(Entries drawn from a collection)
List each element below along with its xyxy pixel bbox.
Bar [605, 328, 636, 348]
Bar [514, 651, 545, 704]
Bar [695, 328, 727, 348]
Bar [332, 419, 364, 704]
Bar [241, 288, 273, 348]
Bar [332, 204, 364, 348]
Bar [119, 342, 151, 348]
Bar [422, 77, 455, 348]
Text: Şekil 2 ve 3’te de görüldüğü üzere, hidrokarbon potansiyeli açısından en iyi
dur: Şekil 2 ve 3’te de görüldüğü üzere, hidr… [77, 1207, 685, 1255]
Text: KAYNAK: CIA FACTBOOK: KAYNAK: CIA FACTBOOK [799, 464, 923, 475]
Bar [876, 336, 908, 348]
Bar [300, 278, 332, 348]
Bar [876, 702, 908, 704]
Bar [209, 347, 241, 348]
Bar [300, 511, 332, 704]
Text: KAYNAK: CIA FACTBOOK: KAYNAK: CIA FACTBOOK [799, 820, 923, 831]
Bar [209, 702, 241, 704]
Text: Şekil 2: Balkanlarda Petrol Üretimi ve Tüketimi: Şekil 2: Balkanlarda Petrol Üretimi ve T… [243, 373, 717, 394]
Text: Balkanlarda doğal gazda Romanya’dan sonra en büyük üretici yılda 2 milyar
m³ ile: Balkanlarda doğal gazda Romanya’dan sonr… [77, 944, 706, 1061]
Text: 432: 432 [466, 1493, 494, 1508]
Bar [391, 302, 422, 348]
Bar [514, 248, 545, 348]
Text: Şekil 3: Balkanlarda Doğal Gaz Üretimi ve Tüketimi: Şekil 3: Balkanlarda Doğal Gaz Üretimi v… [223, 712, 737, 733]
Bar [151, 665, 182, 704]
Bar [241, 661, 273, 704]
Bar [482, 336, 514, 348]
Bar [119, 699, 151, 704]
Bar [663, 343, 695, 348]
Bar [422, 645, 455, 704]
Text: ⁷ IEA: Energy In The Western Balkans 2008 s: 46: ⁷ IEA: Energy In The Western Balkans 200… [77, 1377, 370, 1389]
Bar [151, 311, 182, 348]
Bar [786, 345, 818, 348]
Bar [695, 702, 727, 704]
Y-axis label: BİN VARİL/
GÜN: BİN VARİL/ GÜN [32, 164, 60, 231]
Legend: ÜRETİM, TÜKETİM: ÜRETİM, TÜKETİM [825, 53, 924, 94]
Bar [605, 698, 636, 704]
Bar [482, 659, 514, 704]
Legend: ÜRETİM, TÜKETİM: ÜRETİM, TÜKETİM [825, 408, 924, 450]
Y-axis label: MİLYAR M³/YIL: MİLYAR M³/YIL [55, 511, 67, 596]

== PROBLEM STATEMENT ==
Please reproduce every line of the records above verbatim.

== REPLY ==
List each element below along with its xyxy pixel bbox.
Bar [605, 328, 636, 348]
Bar [514, 651, 545, 704]
Bar [695, 328, 727, 348]
Bar [332, 419, 364, 704]
Bar [241, 288, 273, 348]
Bar [332, 204, 364, 348]
Bar [119, 342, 151, 348]
Bar [422, 77, 455, 348]
Text: Şekil 2 ve 3’te de görüldüğü üzere, hidrokarbon potansiyeli açısından en iyi
dur: Şekil 2 ve 3’te de görüldüğü üzere, hidr… [77, 1207, 685, 1255]
Text: KAYNAK: CIA FACTBOOK: KAYNAK: CIA FACTBOOK [799, 464, 923, 475]
Bar [876, 336, 908, 348]
Bar [300, 278, 332, 348]
Bar [876, 702, 908, 704]
Bar [209, 347, 241, 348]
Bar [300, 511, 332, 704]
Text: KAYNAK: CIA FACTBOOK: KAYNAK: CIA FACTBOOK [799, 820, 923, 831]
Bar [209, 702, 241, 704]
Text: Şekil 2: Balkanlarda Petrol Üretimi ve Tüketimi: Şekil 2: Balkanlarda Petrol Üretimi ve T… [243, 373, 717, 394]
Text: Balkanlarda doğal gazda Romanya’dan sonra en büyük üretici yılda 2 milyar
m³ ile: Balkanlarda doğal gazda Romanya’dan sonr… [77, 944, 706, 1061]
Text: 432: 432 [466, 1493, 494, 1508]
Bar [391, 302, 422, 348]
Bar [514, 248, 545, 348]
Text: Şekil 3: Balkanlarda Doğal Gaz Üretimi ve Tüketimi: Şekil 3: Balkanlarda Doğal Gaz Üretimi v… [223, 712, 737, 733]
Bar [151, 665, 182, 704]
Bar [241, 661, 273, 704]
Bar [482, 336, 514, 348]
Bar [119, 699, 151, 704]
Bar [663, 343, 695, 348]
Bar [422, 645, 455, 704]
Text: ⁷ IEA: Energy In The Western Balkans 2008 s: 46: ⁷ IEA: Energy In The Western Balkans 200… [77, 1377, 370, 1389]
Bar [151, 311, 182, 348]
Bar [786, 345, 818, 348]
Bar [695, 702, 727, 704]
Y-axis label: BİN VARİL/
GÜN: BİN VARİL/ GÜN [32, 164, 60, 231]
Legend: ÜRETİM, TÜKETİM: ÜRETİM, TÜKETİM [825, 53, 924, 94]
Bar [605, 698, 636, 704]
Bar [482, 659, 514, 704]
Legend: ÜRETİM, TÜKETİM: ÜRETİM, TÜKETİM [825, 408, 924, 450]
Y-axis label: MİLYAR M³/YIL: MİLYAR M³/YIL [55, 511, 67, 596]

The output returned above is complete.